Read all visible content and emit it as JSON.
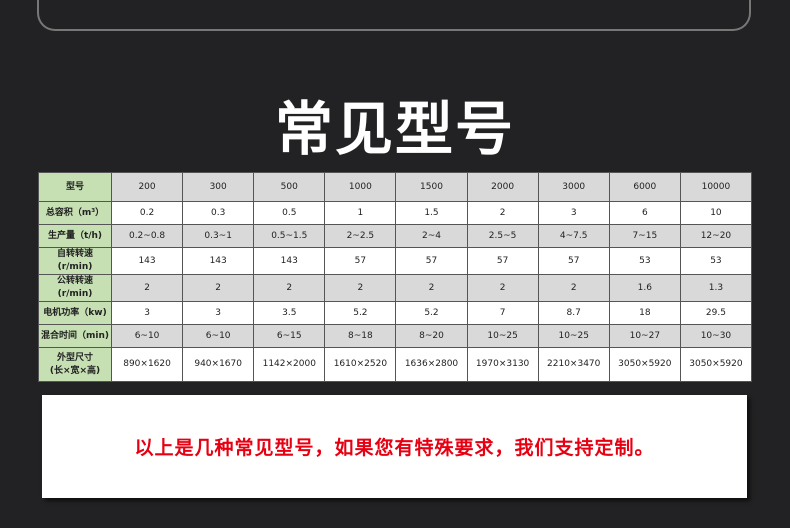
{
  "title": "常见型号",
  "table": {
    "rows": [
      {
        "label": "型号",
        "values": [
          "200",
          "300",
          "500",
          "1000",
          "1500",
          "2000",
          "3000",
          "6000",
          "10000"
        ]
      },
      {
        "label": "总容积（m³）",
        "values": [
          "0.2",
          "0.3",
          "0.5",
          "1",
          "1.5",
          "2",
          "3",
          "6",
          "10"
        ]
      },
      {
        "label": "生产量（t/h)",
        "values": [
          "0.2~0.8",
          "0.3~1",
          "0.5~1.5",
          "2~2.5",
          "2~4",
          "2.5~5",
          "4~7.5",
          "7~15",
          "12~20"
        ]
      },
      {
        "label": "自转转速\n(r/min)",
        "values": [
          "143",
          "143",
          "143",
          "57",
          "57",
          "57",
          "57",
          "53",
          "53"
        ]
      },
      {
        "label": "公转转速\n(r/min)",
        "values": [
          "2",
          "2",
          "2",
          "2",
          "2",
          "2",
          "2",
          "1.6",
          "1.3"
        ]
      },
      {
        "label": "电机功率（kw)",
        "values": [
          "3",
          "3",
          "3.5",
          "5.2",
          "5.2",
          "7",
          "8.7",
          "18",
          "29.5"
        ]
      },
      {
        "label": "混合时间（min)",
        "values": [
          "6~10",
          "6~10",
          "6~15",
          "8~18",
          "8~20",
          "10~25",
          "10~25",
          "10~27",
          "10~30"
        ]
      },
      {
        "label": "外型尺寸\n(长×宽×高)",
        "values": [
          "890×1620",
          "940×1670",
          "1142×2000",
          "1610×2520",
          "1636×2800",
          "1970×3130",
          "2210×3470",
          "3050×5920",
          "3050×5920"
        ]
      }
    ]
  },
  "notice": "以上是几种常见型号，如果您有特殊要求，我们支持定制。",
  "colors": {
    "background": "#222224",
    "label_cell": "#c6e0b4",
    "stripe": "#d9d9d9",
    "notice_text": "#e60012"
  }
}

INSTRUCTIONS FOR THE TASK: Using the data above, write out every line exactly, leaving the images behind.

PROBLEM SOLUTION:
Read all visible content and emit it as JSON.
{
  "title": "常见型号",
  "table": {
    "rows": [
      {
        "label": "型号",
        "values": [
          "200",
          "300",
          "500",
          "1000",
          "1500",
          "2000",
          "3000",
          "6000",
          "10000"
        ]
      },
      {
        "label": "总容积（m³）",
        "values": [
          "0.2",
          "0.3",
          "0.5",
          "1",
          "1.5",
          "2",
          "3",
          "6",
          "10"
        ]
      },
      {
        "label": "生产量（t/h)",
        "values": [
          "0.2~0.8",
          "0.3~1",
          "0.5~1.5",
          "2~2.5",
          "2~4",
          "2.5~5",
          "4~7.5",
          "7~15",
          "12~20"
        ]
      },
      {
        "label": "自转转速\n(r/min)",
        "values": [
          "143",
          "143",
          "143",
          "57",
          "57",
          "57",
          "57",
          "53",
          "53"
        ]
      },
      {
        "label": "公转转速\n(r/min)",
        "values": [
          "2",
          "2",
          "2",
          "2",
          "2",
          "2",
          "2",
          "1.6",
          "1.3"
        ]
      },
      {
        "label": "电机功率（kw)",
        "values": [
          "3",
          "3",
          "3.5",
          "5.2",
          "5.2",
          "7",
          "8.7",
          "18",
          "29.5"
        ]
      },
      {
        "label": "混合时间（min)",
        "values": [
          "6~10",
          "6~10",
          "6~15",
          "8~18",
          "8~20",
          "10~25",
          "10~25",
          "10~27",
          "10~30"
        ]
      },
      {
        "label": "外型尺寸\n(长×宽×高)",
        "values": [
          "890×1620",
          "940×1670",
          "1142×2000",
          "1610×2520",
          "1636×2800",
          "1970×3130",
          "2210×3470",
          "3050×5920",
          "3050×5920"
        ]
      }
    ]
  },
  "notice": "以上是几种常见型号，如果您有特殊要求，我们支持定制。",
  "colors": {
    "background": "#222224",
    "label_cell": "#c6e0b4",
    "stripe": "#d9d9d9",
    "notice_text": "#e60012"
  }
}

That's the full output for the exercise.